**The problem**
Print all the records exactly, please.

**Available data**
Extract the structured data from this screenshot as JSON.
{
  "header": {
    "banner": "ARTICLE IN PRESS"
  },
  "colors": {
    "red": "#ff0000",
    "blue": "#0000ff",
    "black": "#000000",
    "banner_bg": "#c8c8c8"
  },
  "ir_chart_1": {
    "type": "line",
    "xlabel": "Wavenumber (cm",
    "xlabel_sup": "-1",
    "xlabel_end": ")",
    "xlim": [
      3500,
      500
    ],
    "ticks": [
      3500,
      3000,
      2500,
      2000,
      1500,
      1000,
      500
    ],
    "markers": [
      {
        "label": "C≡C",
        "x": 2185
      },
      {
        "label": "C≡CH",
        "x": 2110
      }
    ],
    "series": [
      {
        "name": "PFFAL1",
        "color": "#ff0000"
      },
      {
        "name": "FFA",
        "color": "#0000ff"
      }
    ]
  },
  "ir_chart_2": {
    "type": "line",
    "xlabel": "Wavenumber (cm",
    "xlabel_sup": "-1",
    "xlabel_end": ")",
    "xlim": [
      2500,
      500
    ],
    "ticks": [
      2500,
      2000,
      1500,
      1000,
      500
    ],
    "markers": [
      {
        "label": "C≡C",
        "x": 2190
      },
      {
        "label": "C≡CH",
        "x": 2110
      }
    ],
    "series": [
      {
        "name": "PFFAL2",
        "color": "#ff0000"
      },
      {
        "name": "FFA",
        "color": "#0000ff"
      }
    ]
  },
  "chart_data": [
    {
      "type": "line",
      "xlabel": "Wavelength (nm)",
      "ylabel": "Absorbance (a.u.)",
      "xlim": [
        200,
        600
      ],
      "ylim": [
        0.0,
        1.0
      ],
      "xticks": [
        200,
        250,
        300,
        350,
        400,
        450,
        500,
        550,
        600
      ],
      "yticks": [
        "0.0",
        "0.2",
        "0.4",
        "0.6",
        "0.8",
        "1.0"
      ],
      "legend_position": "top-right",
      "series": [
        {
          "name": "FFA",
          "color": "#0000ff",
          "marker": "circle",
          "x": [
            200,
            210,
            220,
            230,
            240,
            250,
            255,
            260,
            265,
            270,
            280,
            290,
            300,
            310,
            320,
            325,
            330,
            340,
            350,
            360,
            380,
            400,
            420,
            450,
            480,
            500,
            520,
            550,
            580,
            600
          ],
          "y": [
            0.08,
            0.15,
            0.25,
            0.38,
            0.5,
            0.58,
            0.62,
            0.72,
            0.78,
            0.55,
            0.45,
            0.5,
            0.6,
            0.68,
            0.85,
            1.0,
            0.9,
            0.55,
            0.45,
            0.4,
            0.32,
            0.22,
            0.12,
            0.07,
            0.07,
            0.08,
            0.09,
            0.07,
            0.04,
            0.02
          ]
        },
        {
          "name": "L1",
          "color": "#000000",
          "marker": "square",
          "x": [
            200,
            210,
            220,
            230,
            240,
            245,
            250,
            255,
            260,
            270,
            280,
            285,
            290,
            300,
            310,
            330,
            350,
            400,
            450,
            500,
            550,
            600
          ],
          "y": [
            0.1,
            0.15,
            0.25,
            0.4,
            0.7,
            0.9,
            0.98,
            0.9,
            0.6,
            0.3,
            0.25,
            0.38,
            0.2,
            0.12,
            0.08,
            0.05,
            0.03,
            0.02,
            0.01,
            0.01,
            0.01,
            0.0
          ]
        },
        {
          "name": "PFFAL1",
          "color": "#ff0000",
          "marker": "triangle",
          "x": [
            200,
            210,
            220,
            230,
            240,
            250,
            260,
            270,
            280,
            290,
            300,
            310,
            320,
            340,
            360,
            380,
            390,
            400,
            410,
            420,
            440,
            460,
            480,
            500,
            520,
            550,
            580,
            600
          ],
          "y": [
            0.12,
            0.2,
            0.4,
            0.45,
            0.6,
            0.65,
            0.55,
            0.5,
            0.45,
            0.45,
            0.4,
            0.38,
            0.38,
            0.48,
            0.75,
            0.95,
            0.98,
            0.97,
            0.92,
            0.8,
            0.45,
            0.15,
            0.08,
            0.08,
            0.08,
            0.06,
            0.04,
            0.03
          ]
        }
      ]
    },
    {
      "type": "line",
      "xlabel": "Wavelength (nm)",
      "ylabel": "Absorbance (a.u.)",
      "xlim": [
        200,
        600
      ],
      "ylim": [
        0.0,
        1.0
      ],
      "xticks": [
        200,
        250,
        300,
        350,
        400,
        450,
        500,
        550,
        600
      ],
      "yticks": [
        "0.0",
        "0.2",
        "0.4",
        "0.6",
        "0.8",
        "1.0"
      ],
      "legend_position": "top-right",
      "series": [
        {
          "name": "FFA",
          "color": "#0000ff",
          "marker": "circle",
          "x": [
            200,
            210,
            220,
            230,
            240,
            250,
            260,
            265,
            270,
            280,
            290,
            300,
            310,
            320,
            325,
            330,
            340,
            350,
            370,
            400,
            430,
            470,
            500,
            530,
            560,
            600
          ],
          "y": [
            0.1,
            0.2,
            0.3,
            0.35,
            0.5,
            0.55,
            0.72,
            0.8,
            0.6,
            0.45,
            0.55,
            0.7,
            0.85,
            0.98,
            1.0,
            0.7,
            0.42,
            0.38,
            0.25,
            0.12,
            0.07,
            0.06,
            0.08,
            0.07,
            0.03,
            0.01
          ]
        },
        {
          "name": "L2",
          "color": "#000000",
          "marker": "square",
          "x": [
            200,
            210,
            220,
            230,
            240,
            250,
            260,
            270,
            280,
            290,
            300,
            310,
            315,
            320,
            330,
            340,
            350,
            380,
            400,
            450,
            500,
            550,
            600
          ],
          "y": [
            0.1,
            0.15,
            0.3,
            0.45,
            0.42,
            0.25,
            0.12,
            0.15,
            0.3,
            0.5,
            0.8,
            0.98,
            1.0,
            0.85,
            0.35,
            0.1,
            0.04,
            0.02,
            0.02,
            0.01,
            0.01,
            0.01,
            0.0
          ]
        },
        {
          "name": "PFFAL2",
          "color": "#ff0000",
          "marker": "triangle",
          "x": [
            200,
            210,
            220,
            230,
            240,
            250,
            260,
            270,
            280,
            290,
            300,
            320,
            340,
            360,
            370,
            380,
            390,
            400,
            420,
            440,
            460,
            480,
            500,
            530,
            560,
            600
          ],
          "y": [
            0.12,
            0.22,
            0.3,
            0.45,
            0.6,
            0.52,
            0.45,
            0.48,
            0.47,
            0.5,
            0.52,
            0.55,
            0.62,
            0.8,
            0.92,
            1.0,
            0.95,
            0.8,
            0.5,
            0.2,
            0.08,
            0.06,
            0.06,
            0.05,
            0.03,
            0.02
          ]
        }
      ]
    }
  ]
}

**Written response**
Extract the structured data from this screenshot as JSON.
{
  "header": {
    "banner": "ARTICLE IN PRESS"
  },
  "colors": {
    "red": "#ff0000",
    "blue": "#0000ff",
    "black": "#000000",
    "banner_bg": "#c8c8c8"
  },
  "ir_chart_1": {
    "type": "line",
    "xlabel": "Wavenumber (cm",
    "xlabel_sup": "-1",
    "xlabel_end": ")",
    "xlim": [
      3500,
      500
    ],
    "ticks": [
      3500,
      3000,
      2500,
      2000,
      1500,
      1000,
      500
    ],
    "markers": [
      {
        "label": "C≡C",
        "x": 2185
      },
      {
        "label": "C≡CH",
        "x": 2110
      }
    ],
    "series": [
      {
        "name": "PFFAL1",
        "color": "#ff0000"
      },
      {
        "name": "FFA",
        "color": "#0000ff"
      }
    ]
  },
  "ir_chart_2": {
    "type": "line",
    "xlabel": "Wavenumber (cm",
    "xlabel_sup": "-1",
    "xlabel_end": ")",
    "xlim": [
      2500,
      500
    ],
    "ticks": [
      2500,
      2000,
      1500,
      1000,
      500
    ],
    "markers": [
      {
        "label": "C≡C",
        "x": 2190
      },
      {
        "label": "C≡CH",
        "x": 2110
      }
    ],
    "series": [
      {
        "name": "PFFAL2",
        "color": "#ff0000"
      },
      {
        "name": "FFA",
        "color": "#0000ff"
      }
    ]
  },
  "chart_data": [
    {
      "type": "line",
      "xlabel": "Wavelength (nm)",
      "ylabel": "Absorbance (a.u.)",
      "xlim": [
        200,
        600
      ],
      "ylim": [
        0.0,
        1.0
      ],
      "xticks": [
        200,
        250,
        300,
        350,
        400,
        450,
        500,
        550,
        600
      ],
      "yticks": [
        "0.0",
        "0.2",
        "0.4",
        "0.6",
        "0.8",
        "1.0"
      ],
      "legend_position": "top-right",
      "series": [
        {
          "name": "FFA",
          "color": "#0000ff",
          "marker": "circle",
          "x": [
            200,
            210,
            220,
            230,
            240,
            250,
            255,
            260,
            265,
            270,
            280,
            290,
            300,
            310,
            320,
            325,
            330,
            340,
            350,
            360,
            380,
            400,
            420,
            450,
            480,
            500,
            520,
            550,
            580,
            600
          ],
          "y": [
            0.08,
            0.15,
            0.25,
            0.38,
            0.5,
            0.58,
            0.62,
            0.72,
            0.78,
            0.55,
            0.45,
            0.5,
            0.6,
            0.68,
            0.85,
            1.0,
            0.9,
            0.55,
            0.45,
            0.4,
            0.32,
            0.22,
            0.12,
            0.07,
            0.07,
            0.08,
            0.09,
            0.07,
            0.04,
            0.02
          ]
        },
        {
          "name": "L1",
          "color": "#000000",
          "marker": "square",
          "x": [
            200,
            210,
            220,
            230,
            240,
            245,
            250,
            255,
            260,
            270,
            280,
            285,
            290,
            300,
            310,
            330,
            350,
            400,
            450,
            500,
            550,
            600
          ],
          "y": [
            0.1,
            0.15,
            0.25,
            0.4,
            0.7,
            0.9,
            0.98,
            0.9,
            0.6,
            0.3,
            0.25,
            0.38,
            0.2,
            0.12,
            0.08,
            0.05,
            0.03,
            0.02,
            0.01,
            0.01,
            0.01,
            0.0
          ]
        },
        {
          "name": "PFFAL1",
          "color": "#ff0000",
          "marker": "triangle",
          "x": [
            200,
            210,
            220,
            230,
            240,
            250,
            260,
            270,
            280,
            290,
            300,
            310,
            320,
            340,
            360,
            380,
            390,
            400,
            410,
            420,
            440,
            460,
            480,
            500,
            520,
            550,
            580,
            600
          ],
          "y": [
            0.12,
            0.2,
            0.4,
            0.45,
            0.6,
            0.65,
            0.55,
            0.5,
            0.45,
            0.45,
            0.4,
            0.38,
            0.38,
            0.48,
            0.75,
            0.95,
            0.98,
            0.97,
            0.92,
            0.8,
            0.45,
            0.15,
            0.08,
            0.08,
            0.08,
            0.06,
            0.04,
            0.03
          ]
        }
      ]
    },
    {
      "type": "line",
      "xlabel": "Wavelength (nm)",
      "ylabel": "Absorbance (a.u.)",
      "xlim": [
        200,
        600
      ],
      "ylim": [
        0.0,
        1.0
      ],
      "xticks": [
        200,
        250,
        300,
        350,
        400,
        450,
        500,
        550,
        600
      ],
      "yticks": [
        "0.0",
        "0.2",
        "0.4",
        "0.6",
        "0.8",
        "1.0"
      ],
      "legend_position": "top-right",
      "series": [
        {
          "name": "FFA",
          "color": "#0000ff",
          "marker": "circle",
          "x": [
            200,
            210,
            220,
            230,
            240,
            250,
            260,
            265,
            270,
            280,
            290,
            300,
            310,
            320,
            325,
            330,
            340,
            350,
            370,
            400,
            430,
            470,
            500,
            530,
            560,
            600
          ],
          "y": [
            0.1,
            0.2,
            0.3,
            0.35,
            0.5,
            0.55,
            0.72,
            0.8,
            0.6,
            0.45,
            0.55,
            0.7,
            0.85,
            0.98,
            1.0,
            0.7,
            0.42,
            0.38,
            0.25,
            0.12,
            0.07,
            0.06,
            0.08,
            0.07,
            0.03,
            0.01
          ]
        },
        {
          "name": "L2",
          "color": "#000000",
          "marker": "square",
          "x": [
            200,
            210,
            220,
            230,
            240,
            250,
            260,
            270,
            280,
            290,
            300,
            310,
            315,
            320,
            330,
            340,
            350,
            380,
            400,
            450,
            500,
            550,
            600
          ],
          "y": [
            0.1,
            0.15,
            0.3,
            0.45,
            0.42,
            0.25,
            0.12,
            0.15,
            0.3,
            0.5,
            0.8,
            0.98,
            1.0,
            0.85,
            0.35,
            0.1,
            0.04,
            0.02,
            0.02,
            0.01,
            0.01,
            0.01,
            0.0
          ]
        },
        {
          "name": "PFFAL2",
          "color": "#ff0000",
          "marker": "triangle",
          "x": [
            200,
            210,
            220,
            230,
            240,
            250,
            260,
            270,
            280,
            290,
            300,
            320,
            340,
            360,
            370,
            380,
            390,
            400,
            420,
            440,
            460,
            480,
            500,
            530,
            560,
            600
          ],
          "y": [
            0.12,
            0.22,
            0.3,
            0.45,
            0.6,
            0.52,
            0.45,
            0.48,
            0.47,
            0.5,
            0.52,
            0.55,
            0.62,
            0.8,
            0.92,
            1.0,
            0.95,
            0.8,
            0.5,
            0.2,
            0.08,
            0.06,
            0.06,
            0.05,
            0.03,
            0.02
          ]
        }
      ]
    }
  ]
}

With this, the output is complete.